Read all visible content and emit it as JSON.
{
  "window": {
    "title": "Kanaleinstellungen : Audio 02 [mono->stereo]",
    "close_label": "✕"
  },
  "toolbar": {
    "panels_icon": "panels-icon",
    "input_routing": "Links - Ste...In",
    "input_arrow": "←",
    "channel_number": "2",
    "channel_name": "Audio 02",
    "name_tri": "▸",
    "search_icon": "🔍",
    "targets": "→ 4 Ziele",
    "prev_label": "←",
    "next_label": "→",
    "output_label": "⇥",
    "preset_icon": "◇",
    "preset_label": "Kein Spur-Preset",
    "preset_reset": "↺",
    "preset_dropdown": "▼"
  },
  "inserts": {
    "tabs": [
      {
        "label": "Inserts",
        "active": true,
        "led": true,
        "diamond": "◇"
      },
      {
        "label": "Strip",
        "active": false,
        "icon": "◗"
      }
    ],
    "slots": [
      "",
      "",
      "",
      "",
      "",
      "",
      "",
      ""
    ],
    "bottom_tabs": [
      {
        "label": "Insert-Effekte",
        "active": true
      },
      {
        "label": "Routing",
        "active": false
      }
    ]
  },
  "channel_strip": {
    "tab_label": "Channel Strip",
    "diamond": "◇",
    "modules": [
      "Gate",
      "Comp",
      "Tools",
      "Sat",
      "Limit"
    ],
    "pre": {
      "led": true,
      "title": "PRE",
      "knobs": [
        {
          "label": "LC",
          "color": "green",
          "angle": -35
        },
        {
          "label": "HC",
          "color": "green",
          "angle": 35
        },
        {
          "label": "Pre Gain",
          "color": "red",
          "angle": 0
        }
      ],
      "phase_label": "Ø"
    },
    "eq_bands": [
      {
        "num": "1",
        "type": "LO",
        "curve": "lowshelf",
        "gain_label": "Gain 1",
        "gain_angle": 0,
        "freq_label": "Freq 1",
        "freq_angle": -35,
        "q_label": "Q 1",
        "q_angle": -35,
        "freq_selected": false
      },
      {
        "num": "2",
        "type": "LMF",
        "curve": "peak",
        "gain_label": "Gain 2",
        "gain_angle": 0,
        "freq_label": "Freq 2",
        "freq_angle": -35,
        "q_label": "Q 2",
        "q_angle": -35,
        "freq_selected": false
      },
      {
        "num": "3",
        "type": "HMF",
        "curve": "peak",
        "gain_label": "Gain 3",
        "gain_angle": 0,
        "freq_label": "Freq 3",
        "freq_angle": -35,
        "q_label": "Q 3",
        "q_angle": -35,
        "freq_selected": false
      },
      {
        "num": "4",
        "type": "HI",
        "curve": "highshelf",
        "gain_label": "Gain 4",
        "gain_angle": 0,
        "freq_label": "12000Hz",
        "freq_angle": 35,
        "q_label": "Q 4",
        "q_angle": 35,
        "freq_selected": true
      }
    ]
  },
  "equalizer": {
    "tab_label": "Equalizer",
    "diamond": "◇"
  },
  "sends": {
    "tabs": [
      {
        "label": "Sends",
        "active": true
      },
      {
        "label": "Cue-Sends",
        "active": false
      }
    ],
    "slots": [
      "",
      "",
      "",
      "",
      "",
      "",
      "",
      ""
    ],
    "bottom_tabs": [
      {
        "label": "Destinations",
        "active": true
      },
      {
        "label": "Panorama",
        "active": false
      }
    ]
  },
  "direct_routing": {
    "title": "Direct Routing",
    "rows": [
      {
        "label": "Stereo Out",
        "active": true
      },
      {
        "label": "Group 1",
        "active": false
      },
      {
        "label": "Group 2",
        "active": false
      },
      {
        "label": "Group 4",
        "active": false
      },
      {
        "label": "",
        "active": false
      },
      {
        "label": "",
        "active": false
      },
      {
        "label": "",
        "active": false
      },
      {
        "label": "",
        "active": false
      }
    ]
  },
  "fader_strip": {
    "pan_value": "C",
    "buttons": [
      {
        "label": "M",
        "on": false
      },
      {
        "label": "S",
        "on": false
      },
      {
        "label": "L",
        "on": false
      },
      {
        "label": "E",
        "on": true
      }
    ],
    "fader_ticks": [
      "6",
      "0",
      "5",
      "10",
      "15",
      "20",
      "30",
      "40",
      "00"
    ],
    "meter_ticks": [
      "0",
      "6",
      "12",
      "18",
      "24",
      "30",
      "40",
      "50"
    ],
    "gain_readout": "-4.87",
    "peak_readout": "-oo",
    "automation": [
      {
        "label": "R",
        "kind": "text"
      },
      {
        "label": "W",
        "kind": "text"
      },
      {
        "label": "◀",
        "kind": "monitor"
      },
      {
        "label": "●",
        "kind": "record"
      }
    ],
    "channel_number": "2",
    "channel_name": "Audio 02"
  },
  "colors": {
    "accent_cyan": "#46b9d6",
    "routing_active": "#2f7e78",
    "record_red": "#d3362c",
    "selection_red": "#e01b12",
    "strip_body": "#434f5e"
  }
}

▶ _PROBLEM TO SOLVE_
Your task is to print all of the records exactly.

▶ _EXPECTED ANSWER_
Read all visible content and emit it as JSON.
{
  "window": {
    "title": "Kanaleinstellungen : Audio 02 [mono->stereo]",
    "close_label": "✕"
  },
  "toolbar": {
    "panels_icon": "panels-icon",
    "input_routing": "Links - Ste...In",
    "input_arrow": "←",
    "channel_number": "2",
    "channel_name": "Audio 02",
    "name_tri": "▸",
    "search_icon": "🔍",
    "targets": "→ 4 Ziele",
    "prev_label": "←",
    "next_label": "→",
    "output_label": "⇥",
    "preset_icon": "◇",
    "preset_label": "Kein Spur-Preset",
    "preset_reset": "↺",
    "preset_dropdown": "▼"
  },
  "inserts": {
    "tabs": [
      {
        "label": "Inserts",
        "active": true,
        "led": true,
        "diamond": "◇"
      },
      {
        "label": "Strip",
        "active": false,
        "icon": "◗"
      }
    ],
    "slots": [
      "",
      "",
      "",
      "",
      "",
      "",
      "",
      ""
    ],
    "bottom_tabs": [
      {
        "label": "Insert-Effekte",
        "active": true
      },
      {
        "label": "Routing",
        "active": false
      }
    ]
  },
  "channel_strip": {
    "tab_label": "Channel Strip",
    "diamond": "◇",
    "modules": [
      "Gate",
      "Comp",
      "Tools",
      "Sat",
      "Limit"
    ],
    "pre": {
      "led": true,
      "title": "PRE",
      "knobs": [
        {
          "label": "LC",
          "color": "green",
          "angle": -35
        },
        {
          "label": "HC",
          "color": "green",
          "angle": 35
        },
        {
          "label": "Pre Gain",
          "color": "red",
          "angle": 0
        }
      ],
      "phase_label": "Ø"
    },
    "eq_bands": [
      {
        "num": "1",
        "type": "LO",
        "curve": "lowshelf",
        "gain_label": "Gain 1",
        "gain_angle": 0,
        "freq_label": "Freq 1",
        "freq_angle": -35,
        "q_label": "Q 1",
        "q_angle": -35,
        "freq_selected": false
      },
      {
        "num": "2",
        "type": "LMF",
        "curve": "peak",
        "gain_label": "Gain 2",
        "gain_angle": 0,
        "freq_label": "Freq 2",
        "freq_angle": -35,
        "q_label": "Q 2",
        "q_angle": -35,
        "freq_selected": false
      },
      {
        "num": "3",
        "type": "HMF",
        "curve": "peak",
        "gain_label": "Gain 3",
        "gain_angle": 0,
        "freq_label": "Freq 3",
        "freq_angle": -35,
        "q_label": "Q 3",
        "q_angle": -35,
        "freq_selected": false
      },
      {
        "num": "4",
        "type": "HI",
        "curve": "highshelf",
        "gain_label": "Gain 4",
        "gain_angle": 0,
        "freq_label": "12000Hz",
        "freq_angle": 35,
        "q_label": "Q 4",
        "q_angle": 35,
        "freq_selected": true
      }
    ]
  },
  "equalizer": {
    "tab_label": "Equalizer",
    "diamond": "◇"
  },
  "sends": {
    "tabs": [
      {
        "label": "Sends",
        "active": true
      },
      {
        "label": "Cue-Sends",
        "active": false
      }
    ],
    "slots": [
      "",
      "",
      "",
      "",
      "",
      "",
      "",
      ""
    ],
    "bottom_tabs": [
      {
        "label": "Destinations",
        "active": true
      },
      {
        "label": "Panorama",
        "active": false
      }
    ]
  },
  "direct_routing": {
    "title": "Direct Routing",
    "rows": [
      {
        "label": "Stereo Out",
        "active": true
      },
      {
        "label": "Group 1",
        "active": false
      },
      {
        "label": "Group 2",
        "active": false
      },
      {
        "label": "Group 4",
        "active": false
      },
      {
        "label": "",
        "active": false
      },
      {
        "label": "",
        "active": false
      },
      {
        "label": "",
        "active": false
      },
      {
        "label": "",
        "active": false
      }
    ]
  },
  "fader_strip": {
    "pan_value": "C",
    "buttons": [
      {
        "label": "M",
        "on": false
      },
      {
        "label": "S",
        "on": false
      },
      {
        "label": "L",
        "on": false
      },
      {
        "label": "E",
        "on": true
      }
    ],
    "fader_ticks": [
      "6",
      "0",
      "5",
      "10",
      "15",
      "20",
      "30",
      "40",
      "00"
    ],
    "meter_ticks": [
      "0",
      "6",
      "12",
      "18",
      "24",
      "30",
      "40",
      "50"
    ],
    "gain_readout": "-4.87",
    "peak_readout": "-oo",
    "automation": [
      {
        "label": "R",
        "kind": "text"
      },
      {
        "label": "W",
        "kind": "text"
      },
      {
        "label": "◀",
        "kind": "monitor"
      },
      {
        "label": "●",
        "kind": "record"
      }
    ],
    "channel_number": "2",
    "channel_name": "Audio 02"
  },
  "colors": {
    "accent_cyan": "#46b9d6",
    "routing_active": "#2f7e78",
    "record_red": "#d3362c",
    "selection_red": "#e01b12",
    "strip_body": "#434f5e"
  }
}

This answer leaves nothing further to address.